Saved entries
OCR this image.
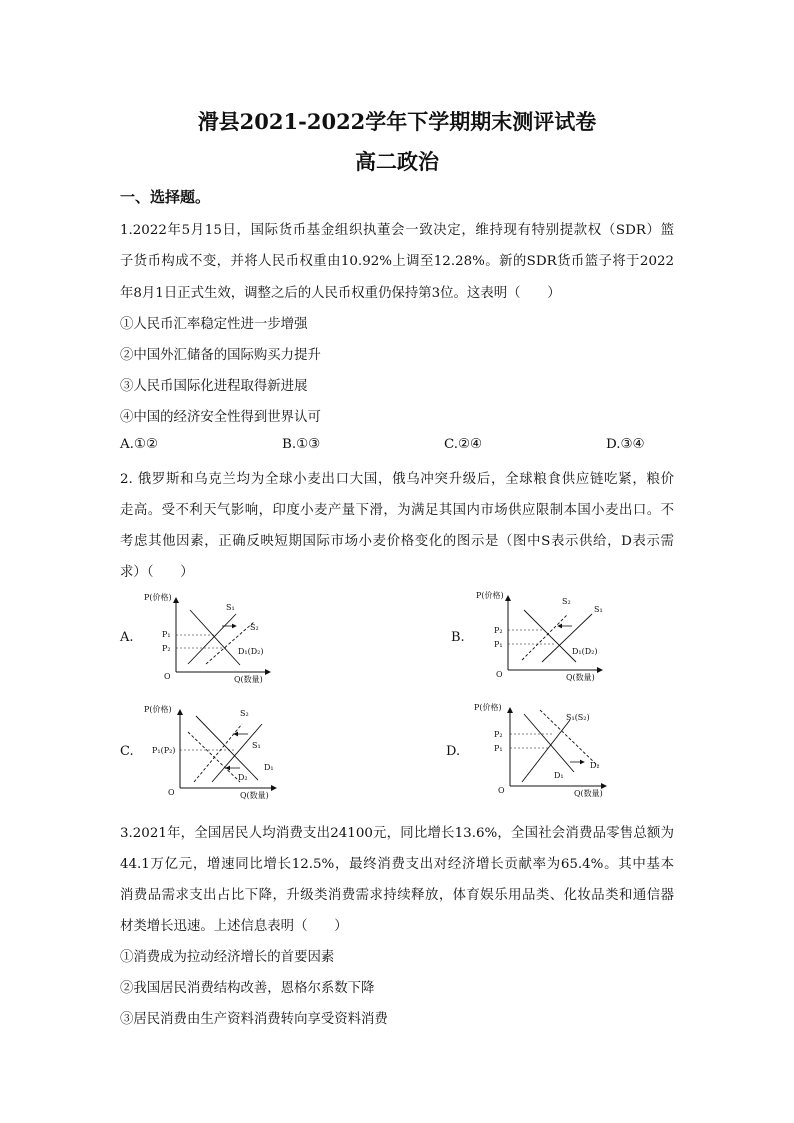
滑县2021-2022学年下学期期末测评试卷
高二政治
一、选择题。
1.2022年5月15日，国际货币基金组织执董会一致决定，维持现有特别提款权（SDR）篮
子货币构成不变，并将人民币权重由10.92%上调至12.28%。新的SDR货币篮子将于2022
年8月1日正式生效，调整之后的人民币权重仍保持第3位。这表明（　　）
①人民币汇率稳定性进一步增强
②中国外汇储备的国际购买力提升
③人民币国际化进程取得新进展
④中国的经济安全性得到世界认可
A.①②	B.①③	C.②④	D.③④
2. 俄罗斯和乌克兰均为全球小麦出口大国，俄乌冲突升级后，全球粮食供应链吃紧，粮价
走高。受不利天气影响，印度小麦产量下滑，为满足其国内市场供应限制本国小麦出口。不
考虑其他因素，正确反映短期国际市场小麦价格变化的图示是（图中S表示供给，D表示需
求）（　　）
A.
P(价格)
Q(数量)
O
P₁
P₂
S₁
S₂
D₁(D₂)
B.
P(价格)
Q(数量)
O
P₂
P₁
S₂
S₁
D₁(D₂)
C.
P(价格)
Q(数量)
O
P₁(P₂)
S₂
S₁
D₁
D₂
D.
P(价格)
Q(数量)
O
P₂
P₁
S₁(S₂)
D₂
D₁
3.2021年，全国居民人均消费支出24100元，同比增长13.6%，全国社会消费品零售总额为
44.1万亿元，增速同比增长12.5%，最终消费支出对经济增长贡献率为65.4%。其中基本
消费品需求支出占比下降，升级类消费需求持续释放，体育娱乐用品类、化妆品类和通信器
材类增长迅速。上述信息表明（　　）
①消费成为拉动经济增长的首要因素
②我国居民消费结构改善，恩格尔系数下降
③居民消费由生产资料消费转向享受资料消费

→ **Task requirements**
Repeat the listing in full and exactly. Do not include any images.

→ **Correct result**
OCR this image.
滑县2021-2022学年下学期期末测评试卷
高二政治
一、选择题。
1.2022年5月15日，国际货币基金组织执董会一致决定，维持现有特别提款权（SDR）篮
子货币构成不变，并将人民币权重由10.92%上调至12.28%。新的SDR货币篮子将于2022
年8月1日正式生效，调整之后的人民币权重仍保持第3位。这表明（　　）
①人民币汇率稳定性进一步增强
②中国外汇储备的国际购买力提升
③人民币国际化进程取得新进展
④中国的经济安全性得到世界认可
A.①②	B.①③	C.②④	D.③④
2. 俄罗斯和乌克兰均为全球小麦出口大国，俄乌冲突升级后，全球粮食供应链吃紧，粮价
走高。受不利天气影响，印度小麦产量下滑，为满足其国内市场供应限制本国小麦出口。不
考虑其他因素，正确反映短期国际市场小麦价格变化的图示是（图中S表示供给，D表示需
求）（　　）
A.
P(价格)
Q(数量)
O
P₁
P₂
S₁
S₂
D₁(D₂)
B.
P(价格)
Q(数量)
O
P₂
P₁
S₂
S₁
D₁(D₂)
C.
P(价格)
Q(数量)
O
P₁(P₂)
S₂
S₁
D₁
D₂
D.
P(价格)
Q(数量)
O
P₂
P₁
S₁(S₂)
D₂
D₁
3.2021年，全国居民人均消费支出24100元，同比增长13.6%，全国社会消费品零售总额为
44.1万亿元，增速同比增长12.5%，最终消费支出对经济增长贡献率为65.4%。其中基本
消费品需求支出占比下降，升级类消费需求持续释放，体育娱乐用品类、化妆品类和通信器
材类增长迅速。上述信息表明（　　）
①消费成为拉动经济增长的首要因素
②我国居民消费结构改善，恩格尔系数下降
③居民消费由生产资料消费转向享受资料消费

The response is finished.